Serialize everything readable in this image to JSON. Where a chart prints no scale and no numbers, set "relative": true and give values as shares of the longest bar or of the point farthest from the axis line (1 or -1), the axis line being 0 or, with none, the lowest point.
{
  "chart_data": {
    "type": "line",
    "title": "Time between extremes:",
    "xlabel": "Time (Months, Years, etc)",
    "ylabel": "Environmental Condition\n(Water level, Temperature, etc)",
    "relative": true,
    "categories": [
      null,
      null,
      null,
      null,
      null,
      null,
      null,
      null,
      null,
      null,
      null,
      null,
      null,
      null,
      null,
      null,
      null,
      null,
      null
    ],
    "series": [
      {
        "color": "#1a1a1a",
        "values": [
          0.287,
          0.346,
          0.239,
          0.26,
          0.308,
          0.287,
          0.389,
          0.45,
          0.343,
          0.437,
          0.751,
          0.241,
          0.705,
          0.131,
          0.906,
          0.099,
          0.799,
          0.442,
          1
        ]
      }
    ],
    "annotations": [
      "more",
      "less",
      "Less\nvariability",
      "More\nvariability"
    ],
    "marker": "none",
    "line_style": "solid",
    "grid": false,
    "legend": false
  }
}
——————
**Task description:**
Print every entry exactly as it appears.

**Exercise response:**
Serialize everything readable in this image to JSON. Where a chart prints no scale and no numbers, set "relative": true and give values as shares of the longest bar or of the point farthest from the axis line (1 or -1), the axis line being 0 or, with none, the lowest point.
{
  "chart_data": {
    "type": "line",
    "title": "Time between extremes:",
    "xlabel": "Time (Months, Years, etc)",
    "ylabel": "Environmental Condition\n(Water level, Temperature, etc)",
    "relative": true,
    "categories": [
      null,
      null,
      null,
      null,
      null,
      null,
      null,
      null,
      null,
      null,
      null,
      null,
      null,
      null,
      null,
      null,
      null,
      null,
      null
    ],
    "series": [
      {
        "color": "#1a1a1a",
        "values": [
          0.287,
          0.346,
          0.239,
          0.26,
          0.308,
          0.287,
          0.389,
          0.45,
          0.343,
          0.437,
          0.751,
          0.241,
          0.705,
          0.131,
          0.906,
          0.099,
          0.799,
          0.442,
          1
        ]
      }
    ],
    "annotations": [
      "more",
      "less",
      "Less\nvariability",
      "More\nvariability"
    ],
    "marker": "none",
    "line_style": "solid",
    "grid": false,
    "legend": false
  }
}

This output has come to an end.